Set down the data below without change, skipping the pictures it holds.

+-------+

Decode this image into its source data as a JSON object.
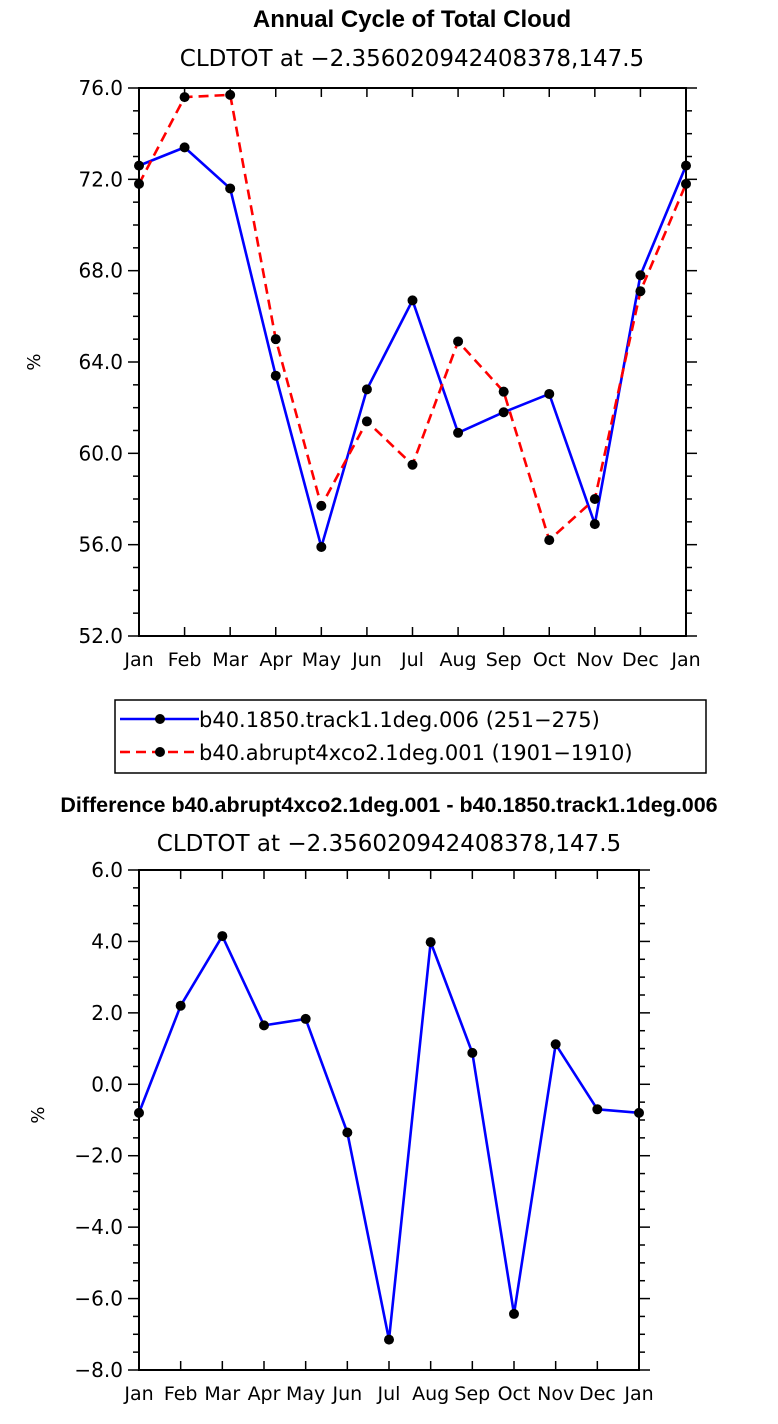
{
  "chart_data": [
    {
      "type": "line",
      "title": "Annual Cycle of Total Cloud",
      "subtitle": "CLDTOT at −2.356020942408378,147.5",
      "xlabel": "",
      "ylabel": "%",
      "categories": [
        "Jan",
        "Feb",
        "Mar",
        "Apr",
        "May",
        "Jun",
        "Jul",
        "Aug",
        "Sep",
        "Oct",
        "Nov",
        "Dec",
        "Jan"
      ],
      "ylim": [
        52.0,
        76.0
      ],
      "yticks": [
        "52.0",
        "56.0",
        "60.0",
        "64.0",
        "68.0",
        "72.0",
        "76.0"
      ],
      "ytick_values": [
        52,
        56,
        60,
        64,
        68,
        72,
        76
      ],
      "series": [
        {
          "name": "b40.1850.track1.1deg.006 (251−275)",
          "color": "#0000ff",
          "style": "solid",
          "values": [
            72.6,
            73.4,
            71.6,
            63.4,
            55.9,
            62.8,
            66.7,
            60.9,
            61.8,
            62.6,
            56.9,
            67.8,
            72.6
          ]
        },
        {
          "name": "b40.abrupt4xco2.1deg.001 (1901−1910)",
          "color": "#ff0000",
          "style": "dashed",
          "values": [
            71.8,
            75.6,
            75.7,
            65.0,
            57.7,
            61.4,
            59.5,
            64.9,
            62.7,
            56.2,
            58.0,
            67.1,
            71.8
          ]
        }
      ],
      "legend": "below"
    },
    {
      "type": "line",
      "title": "Difference b40.abrupt4xco2.1deg.001 - b40.1850.track1.1deg.006",
      "subtitle": "CLDTOT at −2.356020942408378,147.5",
      "xlabel": "",
      "ylabel": "%",
      "categories": [
        "Jan",
        "Feb",
        "Mar",
        "Apr",
        "May",
        "Jun",
        "Jul",
        "Aug",
        "Sep",
        "Oct",
        "Nov",
        "Dec",
        "Jan"
      ],
      "ylim": [
        -8.0,
        6.0
      ],
      "yticks": [
        "−8.0",
        "−6.0",
        "−4.0",
        "−2.0",
        "0.0",
        "2.0",
        "4.0",
        "6.0"
      ],
      "ytick_values": [
        -8,
        -6,
        -4,
        -2,
        0,
        2,
        4,
        6
      ],
      "series": [
        {
          "name": "Difference",
          "color": "#0000ff",
          "style": "solid",
          "values": [
            -0.8,
            2.2,
            4.15,
            1.65,
            1.83,
            -1.35,
            -7.15,
            3.98,
            0.88,
            -6.43,
            1.12,
            -0.7,
            -0.8
          ]
        }
      ]
    }
  ]
}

+-------+

Full response:
Decode this image into its source data as a JSON object.
{
  "chart_data": [
    {
      "type": "line",
      "title": "Annual Cycle of Total Cloud",
      "subtitle": "CLDTOT at −2.356020942408378,147.5",
      "xlabel": "",
      "ylabel": "%",
      "categories": [
        "Jan",
        "Feb",
        "Mar",
        "Apr",
        "May",
        "Jun",
        "Jul",
        "Aug",
        "Sep",
        "Oct",
        "Nov",
        "Dec",
        "Jan"
      ],
      "ylim": [
        52.0,
        76.0
      ],
      "yticks": [
        "52.0",
        "56.0",
        "60.0",
        "64.0",
        "68.0",
        "72.0",
        "76.0"
      ],
      "ytick_values": [
        52,
        56,
        60,
        64,
        68,
        72,
        76
      ],
      "series": [
        {
          "name": "b40.1850.track1.1deg.006 (251−275)",
          "color": "#0000ff",
          "style": "solid",
          "values": [
            72.6,
            73.4,
            71.6,
            63.4,
            55.9,
            62.8,
            66.7,
            60.9,
            61.8,
            62.6,
            56.9,
            67.8,
            72.6
          ]
        },
        {
          "name": "b40.abrupt4xco2.1deg.001 (1901−1910)",
          "color": "#ff0000",
          "style": "dashed",
          "values": [
            71.8,
            75.6,
            75.7,
            65.0,
            57.7,
            61.4,
            59.5,
            64.9,
            62.7,
            56.2,
            58.0,
            67.1,
            71.8
          ]
        }
      ],
      "legend": "below"
    },
    {
      "type": "line",
      "title": "Difference b40.abrupt4xco2.1deg.001 - b40.1850.track1.1deg.006",
      "subtitle": "CLDTOT at −2.356020942408378,147.5",
      "xlabel": "",
      "ylabel": "%",
      "categories": [
        "Jan",
        "Feb",
        "Mar",
        "Apr",
        "May",
        "Jun",
        "Jul",
        "Aug",
        "Sep",
        "Oct",
        "Nov",
        "Dec",
        "Jan"
      ],
      "ylim": [
        -8.0,
        6.0
      ],
      "yticks": [
        "−8.0",
        "−6.0",
        "−4.0",
        "−2.0",
        "0.0",
        "2.0",
        "4.0",
        "6.0"
      ],
      "ytick_values": [
        -8,
        -6,
        -4,
        -2,
        0,
        2,
        4,
        6
      ],
      "series": [
        {
          "name": "Difference",
          "color": "#0000ff",
          "style": "solid",
          "values": [
            -0.8,
            2.2,
            4.15,
            1.65,
            1.83,
            -1.35,
            -7.15,
            3.98,
            0.88,
            -6.43,
            1.12,
            -0.7,
            -0.8
          ]
        }
      ]
    }
  ]
}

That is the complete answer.